-- Your goal --
Write down every entry below once more, exactly.

---------------

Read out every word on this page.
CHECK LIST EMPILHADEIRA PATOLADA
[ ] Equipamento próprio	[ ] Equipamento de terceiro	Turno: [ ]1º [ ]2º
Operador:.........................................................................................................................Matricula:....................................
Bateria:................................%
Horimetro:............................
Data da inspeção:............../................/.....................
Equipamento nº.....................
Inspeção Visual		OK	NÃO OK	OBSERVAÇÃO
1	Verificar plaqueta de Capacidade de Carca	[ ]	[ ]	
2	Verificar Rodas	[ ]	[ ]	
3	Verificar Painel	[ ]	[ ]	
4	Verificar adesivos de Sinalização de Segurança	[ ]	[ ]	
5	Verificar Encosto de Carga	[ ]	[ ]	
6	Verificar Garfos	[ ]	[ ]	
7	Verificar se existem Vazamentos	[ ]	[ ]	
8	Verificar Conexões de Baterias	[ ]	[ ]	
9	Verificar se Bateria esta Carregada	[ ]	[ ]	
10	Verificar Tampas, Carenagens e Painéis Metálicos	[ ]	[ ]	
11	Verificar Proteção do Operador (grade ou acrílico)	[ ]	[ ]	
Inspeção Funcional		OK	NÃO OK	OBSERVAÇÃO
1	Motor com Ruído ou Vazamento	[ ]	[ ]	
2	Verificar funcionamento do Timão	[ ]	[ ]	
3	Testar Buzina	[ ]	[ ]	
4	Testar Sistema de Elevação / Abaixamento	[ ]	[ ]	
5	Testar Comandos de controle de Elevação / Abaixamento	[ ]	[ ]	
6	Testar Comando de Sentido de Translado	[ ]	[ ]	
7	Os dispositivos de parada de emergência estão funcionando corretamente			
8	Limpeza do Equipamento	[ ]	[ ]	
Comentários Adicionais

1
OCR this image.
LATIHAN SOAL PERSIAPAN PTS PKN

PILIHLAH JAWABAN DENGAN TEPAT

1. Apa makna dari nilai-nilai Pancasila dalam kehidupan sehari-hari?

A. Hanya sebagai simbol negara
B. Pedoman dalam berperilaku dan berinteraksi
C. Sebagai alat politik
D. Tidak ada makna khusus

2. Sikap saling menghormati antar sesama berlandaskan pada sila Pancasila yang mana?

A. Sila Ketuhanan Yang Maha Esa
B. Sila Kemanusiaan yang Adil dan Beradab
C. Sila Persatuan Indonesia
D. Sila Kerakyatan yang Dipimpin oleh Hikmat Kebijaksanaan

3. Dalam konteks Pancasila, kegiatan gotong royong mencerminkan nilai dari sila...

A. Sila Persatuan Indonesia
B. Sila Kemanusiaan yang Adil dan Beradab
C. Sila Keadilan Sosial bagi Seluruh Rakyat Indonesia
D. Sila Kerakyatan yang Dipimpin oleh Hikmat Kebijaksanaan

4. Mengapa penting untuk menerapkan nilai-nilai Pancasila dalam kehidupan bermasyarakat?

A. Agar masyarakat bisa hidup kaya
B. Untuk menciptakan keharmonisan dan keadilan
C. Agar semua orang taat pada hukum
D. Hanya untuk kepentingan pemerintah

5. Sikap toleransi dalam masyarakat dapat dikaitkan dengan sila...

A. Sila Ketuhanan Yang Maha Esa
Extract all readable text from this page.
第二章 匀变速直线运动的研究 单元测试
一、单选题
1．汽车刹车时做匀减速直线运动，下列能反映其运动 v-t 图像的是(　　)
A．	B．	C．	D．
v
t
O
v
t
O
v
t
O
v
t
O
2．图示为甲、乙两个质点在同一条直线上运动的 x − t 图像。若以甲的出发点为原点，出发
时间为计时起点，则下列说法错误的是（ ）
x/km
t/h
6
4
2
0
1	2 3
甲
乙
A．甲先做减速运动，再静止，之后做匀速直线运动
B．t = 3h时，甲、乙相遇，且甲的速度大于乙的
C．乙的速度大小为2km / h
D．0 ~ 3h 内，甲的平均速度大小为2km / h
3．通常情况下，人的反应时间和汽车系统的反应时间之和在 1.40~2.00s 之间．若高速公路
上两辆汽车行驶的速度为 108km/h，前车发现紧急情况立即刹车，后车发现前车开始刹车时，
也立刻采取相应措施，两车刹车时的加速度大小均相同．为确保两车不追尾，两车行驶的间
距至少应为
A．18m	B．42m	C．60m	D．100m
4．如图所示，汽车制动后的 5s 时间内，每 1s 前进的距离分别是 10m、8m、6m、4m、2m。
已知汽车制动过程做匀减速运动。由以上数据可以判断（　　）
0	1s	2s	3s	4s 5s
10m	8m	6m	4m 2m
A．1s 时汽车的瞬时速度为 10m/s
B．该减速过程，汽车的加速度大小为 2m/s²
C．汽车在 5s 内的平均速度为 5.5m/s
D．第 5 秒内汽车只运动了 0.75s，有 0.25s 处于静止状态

---------------

-- Full solution --
Read out every word on this page.
CHECK LIST EMPILHADEIRA PATOLADA
[ ] Equipamento próprio	[ ] Equipamento de terceiro	Turno: [ ]1º [ ]2º
Operador:.........................................................................................................................Matricula:....................................
Bateria:................................%
Horimetro:............................
Data da inspeção:............../................/.....................
Equipamento nº.....................
Inspeção Visual		OK	NÃO OK	OBSERVAÇÃO
1	Verificar plaqueta de Capacidade de Carca	[ ]	[ ]	
2	Verificar Rodas	[ ]	[ ]	
3	Verificar Painel	[ ]	[ ]	
4	Verificar adesivos de Sinalização de Segurança	[ ]	[ ]	
5	Verificar Encosto de Carga	[ ]	[ ]	
6	Verificar Garfos	[ ]	[ ]	
7	Verificar se existem Vazamentos	[ ]	[ ]	
8	Verificar Conexões de Baterias	[ ]	[ ]	
9	Verificar se Bateria esta Carregada	[ ]	[ ]	
10	Verificar Tampas, Carenagens e Painéis Metálicos	[ ]	[ ]	
11	Verificar Proteção do Operador (grade ou acrílico)	[ ]	[ ]	
Inspeção Funcional		OK	NÃO OK	OBSERVAÇÃO
1	Motor com Ruído ou Vazamento	[ ]	[ ]	
2	Verificar funcionamento do Timão	[ ]	[ ]	
3	Testar Buzina	[ ]	[ ]	
4	Testar Sistema de Elevação / Abaixamento	[ ]	[ ]	
5	Testar Comandos de controle de Elevação / Abaixamento	[ ]	[ ]	
6	Testar Comando de Sentido de Translado	[ ]	[ ]	
7	Os dispositivos de parada de emergência estão funcionando corretamente			
8	Limpeza do Equipamento	[ ]	[ ]	
Comentários Adicionais

1
OCR this image.
LATIHAN SOAL PERSIAPAN PTS PKN

PILIHLAH JAWABAN DENGAN TEPAT

1. Apa makna dari nilai-nilai Pancasila dalam kehidupan sehari-hari?

A. Hanya sebagai simbol negara
B. Pedoman dalam berperilaku dan berinteraksi
C. Sebagai alat politik
D. Tidak ada makna khusus

2. Sikap saling menghormati antar sesama berlandaskan pada sila Pancasila yang mana?

A. Sila Ketuhanan Yang Maha Esa
B. Sila Kemanusiaan yang Adil dan Beradab
C. Sila Persatuan Indonesia
D. Sila Kerakyatan yang Dipimpin oleh Hikmat Kebijaksanaan

3. Dalam konteks Pancasila, kegiatan gotong royong mencerminkan nilai dari sila...

A. Sila Persatuan Indonesia
B. Sila Kemanusiaan yang Adil dan Beradab
C. Sila Keadilan Sosial bagi Seluruh Rakyat Indonesia
D. Sila Kerakyatan yang Dipimpin oleh Hikmat Kebijaksanaan

4. Mengapa penting untuk menerapkan nilai-nilai Pancasila dalam kehidupan bermasyarakat?

A. Agar masyarakat bisa hidup kaya
B. Untuk menciptakan keharmonisan dan keadilan
C. Agar semua orang taat pada hukum
D. Hanya untuk kepentingan pemerintah

5. Sikap toleransi dalam masyarakat dapat dikaitkan dengan sila...

A. Sila Ketuhanan Yang Maha Esa
Extract all readable text from this page.
第二章 匀变速直线运动的研究 单元测试
一、单选题
1．汽车刹车时做匀减速直线运动，下列能反映其运动 v-t 图像的是(　　)
A．	B．	C．	D．
v
t
O
v
t
O
v
t
O
v
t
O
2．图示为甲、乙两个质点在同一条直线上运动的 x − t 图像。若以甲的出发点为原点，出发
时间为计时起点，则下列说法错误的是（ ）
x/km
t/h
6
4
2
0
1	2 3
甲
乙
A．甲先做减速运动，再静止，之后做匀速直线运动
B．t = 3h时，甲、乙相遇，且甲的速度大于乙的
C．乙的速度大小为2km / h
D．0 ~ 3h 内，甲的平均速度大小为2km / h
3．通常情况下，人的反应时间和汽车系统的反应时间之和在 1.40~2.00s 之间．若高速公路
上两辆汽车行驶的速度为 108km/h，前车发现紧急情况立即刹车，后车发现前车开始刹车时，
也立刻采取相应措施，两车刹车时的加速度大小均相同．为确保两车不追尾，两车行驶的间
距至少应为
A．18m	B．42m	C．60m	D．100m
4．如图所示，汽车制动后的 5s 时间内，每 1s 前进的距离分别是 10m、8m、6m、4m、2m。
已知汽车制动过程做匀减速运动。由以上数据可以判断（　　）
0	1s	2s	3s	4s 5s
10m	8m	6m	4m 2m
A．1s 时汽车的瞬时速度为 10m/s
B．该减速过程，汽车的加速度大小为 2m/s²
C．汽车在 5s 内的平均速度为 5.5m/s
D．第 5 秒内汽车只运动了 0.75s，有 0.25s 处于静止状态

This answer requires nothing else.